### [Given task]
Omit every picture and write out the rest of the records exactly.

═════ Task input

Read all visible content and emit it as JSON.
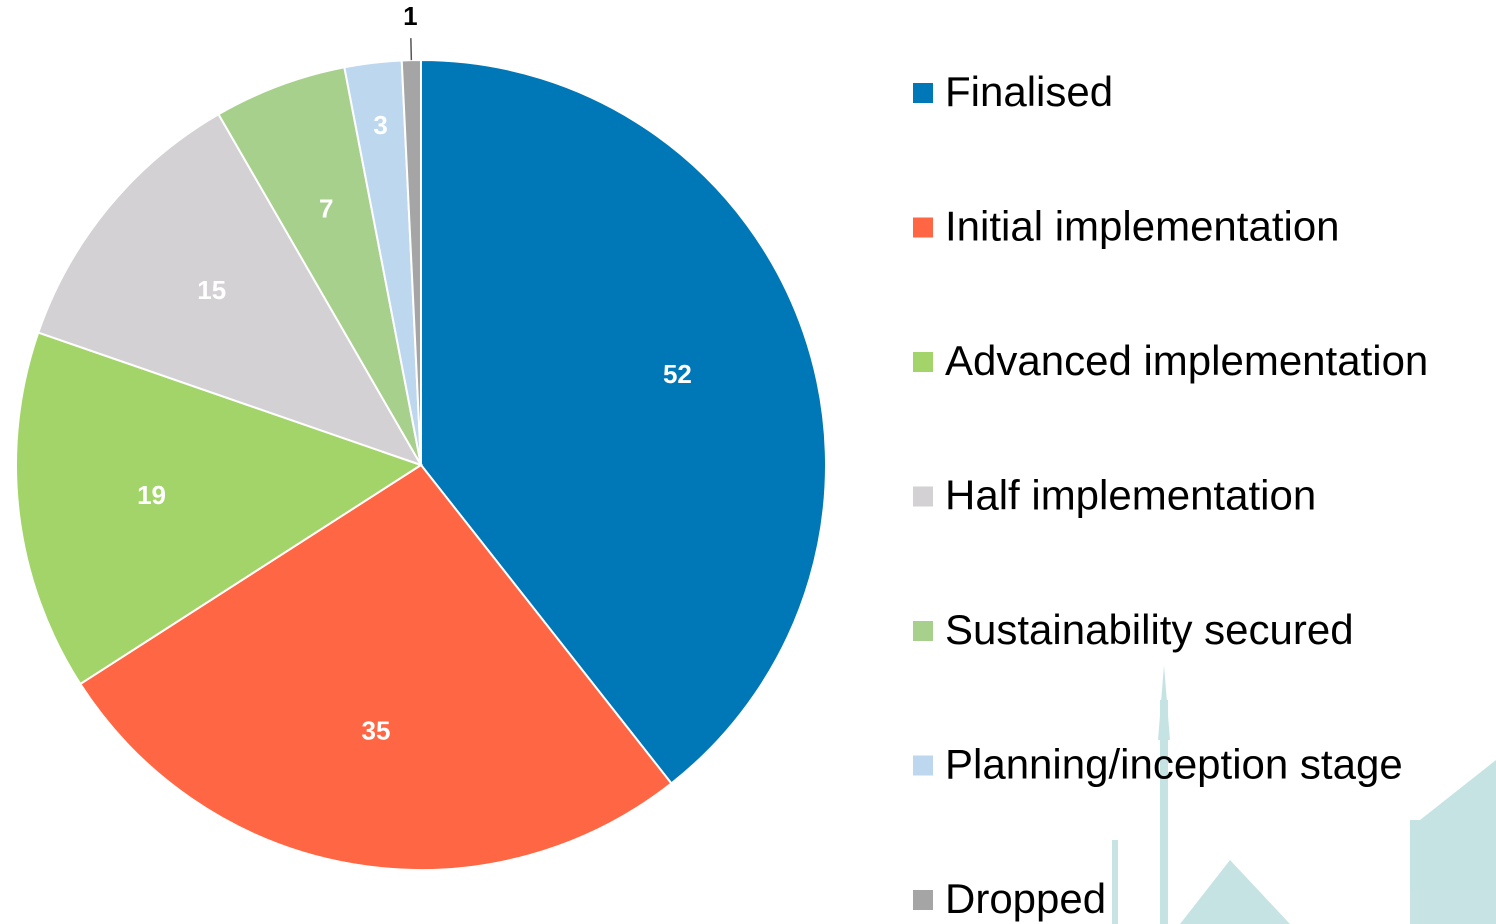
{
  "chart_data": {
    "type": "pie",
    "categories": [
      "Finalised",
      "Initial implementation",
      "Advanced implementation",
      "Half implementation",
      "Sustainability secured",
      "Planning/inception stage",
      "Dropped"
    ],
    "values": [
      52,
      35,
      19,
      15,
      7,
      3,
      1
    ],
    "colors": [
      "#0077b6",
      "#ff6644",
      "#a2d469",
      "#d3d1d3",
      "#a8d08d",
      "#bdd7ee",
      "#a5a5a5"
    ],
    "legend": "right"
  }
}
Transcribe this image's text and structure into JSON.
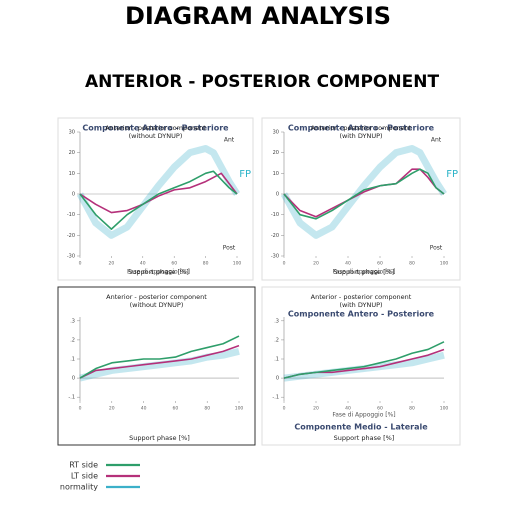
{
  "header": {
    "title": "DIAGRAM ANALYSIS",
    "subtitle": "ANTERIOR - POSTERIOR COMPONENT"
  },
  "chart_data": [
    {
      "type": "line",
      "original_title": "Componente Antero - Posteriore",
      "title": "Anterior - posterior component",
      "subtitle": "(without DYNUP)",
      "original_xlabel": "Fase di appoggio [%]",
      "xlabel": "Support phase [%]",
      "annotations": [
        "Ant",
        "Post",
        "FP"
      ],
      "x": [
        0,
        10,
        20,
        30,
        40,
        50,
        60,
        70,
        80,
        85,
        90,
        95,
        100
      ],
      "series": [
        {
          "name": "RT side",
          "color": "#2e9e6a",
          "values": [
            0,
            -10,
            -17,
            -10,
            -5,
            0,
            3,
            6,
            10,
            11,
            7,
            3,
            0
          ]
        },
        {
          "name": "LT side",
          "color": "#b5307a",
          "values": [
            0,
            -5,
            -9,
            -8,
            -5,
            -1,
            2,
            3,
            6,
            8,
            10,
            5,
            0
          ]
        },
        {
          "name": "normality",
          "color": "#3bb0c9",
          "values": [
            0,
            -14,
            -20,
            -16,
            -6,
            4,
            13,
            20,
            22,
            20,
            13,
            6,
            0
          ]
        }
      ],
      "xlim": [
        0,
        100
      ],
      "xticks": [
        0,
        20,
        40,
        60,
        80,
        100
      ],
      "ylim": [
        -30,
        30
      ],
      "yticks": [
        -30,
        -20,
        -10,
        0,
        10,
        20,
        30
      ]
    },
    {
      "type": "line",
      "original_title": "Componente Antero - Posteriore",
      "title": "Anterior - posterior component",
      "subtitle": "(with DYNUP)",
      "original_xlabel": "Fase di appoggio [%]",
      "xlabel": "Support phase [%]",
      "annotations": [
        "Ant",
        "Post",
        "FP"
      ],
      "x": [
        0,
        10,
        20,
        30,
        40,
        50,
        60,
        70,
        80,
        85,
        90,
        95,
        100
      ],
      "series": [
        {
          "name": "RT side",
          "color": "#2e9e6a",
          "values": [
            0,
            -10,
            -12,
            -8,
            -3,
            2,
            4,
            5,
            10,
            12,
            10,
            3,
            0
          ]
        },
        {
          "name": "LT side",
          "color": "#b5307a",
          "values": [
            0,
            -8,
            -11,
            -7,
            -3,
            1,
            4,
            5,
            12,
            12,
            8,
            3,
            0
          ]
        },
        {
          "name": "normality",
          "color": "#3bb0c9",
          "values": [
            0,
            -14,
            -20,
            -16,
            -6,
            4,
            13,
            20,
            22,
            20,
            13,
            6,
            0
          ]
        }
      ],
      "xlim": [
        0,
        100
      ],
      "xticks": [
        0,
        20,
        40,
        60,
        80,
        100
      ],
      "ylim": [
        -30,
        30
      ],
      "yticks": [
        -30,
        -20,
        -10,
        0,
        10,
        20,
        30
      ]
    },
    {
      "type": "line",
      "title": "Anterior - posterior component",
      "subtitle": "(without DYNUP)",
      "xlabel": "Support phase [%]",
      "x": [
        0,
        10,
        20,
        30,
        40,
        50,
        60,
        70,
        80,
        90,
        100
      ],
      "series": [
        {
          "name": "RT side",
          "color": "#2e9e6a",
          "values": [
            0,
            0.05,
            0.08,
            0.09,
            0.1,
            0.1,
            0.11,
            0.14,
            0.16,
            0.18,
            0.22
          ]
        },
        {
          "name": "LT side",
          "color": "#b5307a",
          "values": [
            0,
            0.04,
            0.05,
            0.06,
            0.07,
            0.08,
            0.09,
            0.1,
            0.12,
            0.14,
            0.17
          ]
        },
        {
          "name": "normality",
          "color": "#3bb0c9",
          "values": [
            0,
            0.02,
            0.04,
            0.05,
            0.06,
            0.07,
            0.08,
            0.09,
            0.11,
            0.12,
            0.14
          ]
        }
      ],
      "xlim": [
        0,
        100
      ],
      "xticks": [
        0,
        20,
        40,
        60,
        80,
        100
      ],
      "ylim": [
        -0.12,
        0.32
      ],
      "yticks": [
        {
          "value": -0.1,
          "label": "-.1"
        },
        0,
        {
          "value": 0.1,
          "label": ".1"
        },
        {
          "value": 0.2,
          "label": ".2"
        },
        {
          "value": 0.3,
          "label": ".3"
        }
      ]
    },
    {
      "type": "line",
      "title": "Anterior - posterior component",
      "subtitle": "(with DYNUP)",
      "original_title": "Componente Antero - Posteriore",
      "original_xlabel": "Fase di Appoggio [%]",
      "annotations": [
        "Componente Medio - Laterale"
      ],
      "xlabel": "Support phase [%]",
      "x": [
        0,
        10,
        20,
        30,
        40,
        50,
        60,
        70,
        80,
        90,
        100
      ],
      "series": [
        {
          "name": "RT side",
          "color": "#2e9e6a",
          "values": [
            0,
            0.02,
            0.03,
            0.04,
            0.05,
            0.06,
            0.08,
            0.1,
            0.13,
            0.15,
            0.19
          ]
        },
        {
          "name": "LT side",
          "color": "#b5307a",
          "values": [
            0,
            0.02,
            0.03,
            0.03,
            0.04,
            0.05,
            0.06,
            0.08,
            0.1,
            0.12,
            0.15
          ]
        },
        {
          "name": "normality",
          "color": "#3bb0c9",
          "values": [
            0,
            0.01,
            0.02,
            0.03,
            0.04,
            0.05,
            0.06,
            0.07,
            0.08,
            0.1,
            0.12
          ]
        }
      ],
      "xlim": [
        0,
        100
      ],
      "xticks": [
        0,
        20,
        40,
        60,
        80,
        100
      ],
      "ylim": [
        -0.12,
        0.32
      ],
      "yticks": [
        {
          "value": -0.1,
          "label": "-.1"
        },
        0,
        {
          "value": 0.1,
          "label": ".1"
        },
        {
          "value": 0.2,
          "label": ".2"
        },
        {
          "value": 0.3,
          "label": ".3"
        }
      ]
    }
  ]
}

══════════

### [Exercise output]
Read all visible content and emit it as JSON.
{
  "chart_data": {
    "type": "pie",
    "categories": [
      "Finalised",
      "Initial implementation",
      "Advanced implementation",
      "Half implementation",
      "Sustainability secured",
      "Planning/inception stage",
      "Dropped"
    ],
    "values": [
      52,
      35,
      19,
      15,
      7,
      3,
      1
    ],
    "colors": [
      "#0077b6",
      "#ff6644",
      "#a2d469",
      "#d3d1d3",
      "#a8d08d",
      "#bdd7ee",
      "#a5a5a5"
    ],
    "legend": "right"
  }
}
Transcribe this image's text and structure into JSON.
{
  "header": {
    "title": "DIAGRAM ANALYSIS",
    "subtitle": "ANTERIOR - POSTERIOR COMPONENT"
  },
  "chart_data": [
    {
      "type": "line",
      "original_title": "Componente Antero - Posteriore",
      "title": "Anterior - posterior component",
      "subtitle": "(without DYNUP)",
      "original_xlabel": "Fase di appoggio [%]",
      "xlabel": "Support phase [%]",
      "annotations": [
        "Ant",
        "Post",
        "FP"
      ],
      "x": [
        0,
        10,
        20,
        30,
        40,
        50,
        60,
        70,
        80,
        85,
        90,
        95,
        100
      ],
      "series": [
        {
          "name": "RT side",
          "color": "#2e9e6a",
          "values": [
            0,
            -10,
            -17,
            -10,
            -5,
            0,
            3,
            6,
            10,
            11,
            7,
            3,
            0
          ]
        },
        {
          "name": "LT side",
          "color": "#b5307a",
          "values": [
            0,
            -5,
            -9,
            -8,
            -5,
            -1,
            2,
            3,
            6,
            8,
            10,
            5,
            0
          ]
        },
        {
          "name": "normality",
          "color": "#3bb0c9",
          "values": [
            0,
            -14,
            -20,
            -16,
            -6,
            4,
            13,
            20,
            22,
            20,
            13,
            6,
            0
          ]
        }
      ],
      "xlim": [
        0,
        100
      ],
      "xticks": [
        0,
        20,
        40,
        60,
        80,
        100
      ],
      "ylim": [
        -30,
        30
      ],
      "yticks": [
        -30,
        -20,
        -10,
        0,
        10,
        20,
        30
      ]
    },
    {
      "type": "line",
      "original_title": "Componente Antero - Posteriore",
      "title": "Anterior - posterior component",
      "subtitle": "(with DYNUP)",
      "original_xlabel": "Fase di appoggio [%]",
      "xlabel": "Support phase [%]",
      "annotations": [
        "Ant",
        "Post",
        "FP"
      ],
      "x": [
        0,
        10,
        20,
        30,
        40,
        50,
        60,
        70,
        80,
        85,
        90,
        95,
        100
      ],
      "series": [
        {
          "name": "RT side",
          "color": "#2e9e6a",
          "values": [
            0,
            -10,
            -12,
            -8,
            -3,
            2,
            4,
            5,
            10,
            12,
            10,
            3,
            0
          ]
        },
        {
          "name": "LT side",
          "color": "#b5307a",
          "values": [
            0,
            -8,
            -11,
            -7,
            -3,
            1,
            4,
            5,
            12,
            12,
            8,
            3,
            0
          ]
        },
        {
          "name": "normality",
          "color": "#3bb0c9",
          "values": [
            0,
            -14,
            -20,
            -16,
            -6,
            4,
            13,
            20,
            22,
            20,
            13,
            6,
            0
          ]
        }
      ],
      "xlim": [
        0,
        100
      ],
      "xticks": [
        0,
        20,
        40,
        60,
        80,
        100
      ],
      "ylim": [
        -30,
        30
      ],
      "yticks": [
        -30,
        -20,
        -10,
        0,
        10,
        20,
        30
      ]
    },
    {
      "type": "line",
      "title": "Anterior - posterior component",
      "subtitle": "(without DYNUP)",
      "xlabel": "Support phase [%]",
      "x": [
        0,
        10,
        20,
        30,
        40,
        50,
        60,
        70,
        80,
        90,
        100
      ],
      "series": [
        {
          "name": "RT side",
          "color": "#2e9e6a",
          "values": [
            0,
            0.05,
            0.08,
            0.09,
            0.1,
            0.1,
            0.11,
            0.14,
            0.16,
            0.18,
            0.22
          ]
        },
        {
          "name": "LT side",
          "color": "#b5307a",
          "values": [
            0,
            0.04,
            0.05,
            0.06,
            0.07,
            0.08,
            0.09,
            0.1,
            0.12,
            0.14,
            0.17
          ]
        },
        {
          "name": "normality",
          "color": "#3bb0c9",
          "values": [
            0,
            0.02,
            0.04,
            0.05,
            0.06,
            0.07,
            0.08,
            0.09,
            0.11,
            0.12,
            0.14
          ]
        }
      ],
      "xlim": [
        0,
        100
      ],
      "xticks": [
        0,
        20,
        40,
        60,
        80,
        100
      ],
      "ylim": [
        -0.12,
        0.32
      ],
      "yticks": [
        {
          "value": -0.1,
          "label": "-.1"
        },
        0,
        {
          "value": 0.1,
          "label": ".1"
        },
        {
          "value": 0.2,
          "label": ".2"
        },
        {
          "value": 0.3,
          "label": ".3"
        }
      ]
    },
    {
      "type": "line",
      "title": "Anterior - posterior component",
      "subtitle": "(with DYNUP)",
      "original_title": "Componente Antero - Posteriore",
      "original_xlabel": "Fase di Appoggio [%]",
      "annotations": [
        "Componente Medio - Laterale"
      ],
      "xlabel": "Support phase [%]",
      "x": [
        0,
        10,
        20,
        30,
        40,
        50,
        60,
        70,
        80,
        90,
        100
      ],
      "series": [
        {
          "name": "RT side",
          "color": "#2e9e6a",
          "values": [
            0,
            0.02,
            0.03,
            0.04,
            0.05,
            0.06,
            0.08,
            0.1,
            0.13,
            0.15,
            0.19
          ]
        },
        {
          "name": "LT side",
          "color": "#b5307a",
          "values": [
            0,
            0.02,
            0.03,
            0.03,
            0.04,
            0.05,
            0.06,
            0.08,
            0.1,
            0.12,
            0.15
          ]
        },
        {
          "name": "normality",
          "color": "#3bb0c9",
          "values": [
            0,
            0.01,
            0.02,
            0.03,
            0.04,
            0.05,
            0.06,
            0.07,
            0.08,
            0.1,
            0.12
          ]
        }
      ],
      "xlim": [
        0,
        100
      ],
      "xticks": [
        0,
        20,
        40,
        60,
        80,
        100
      ],
      "ylim": [
        -0.12,
        0.32
      ],
      "yticks": [
        {
          "value": -0.1,
          "label": "-.1"
        },
        0,
        {
          "value": 0.1,
          "label": ".1"
        },
        {
          "value": 0.2,
          "label": ".2"
        },
        {
          "value": 0.3,
          "label": ".3"
        }
      ]
    }
  ]
}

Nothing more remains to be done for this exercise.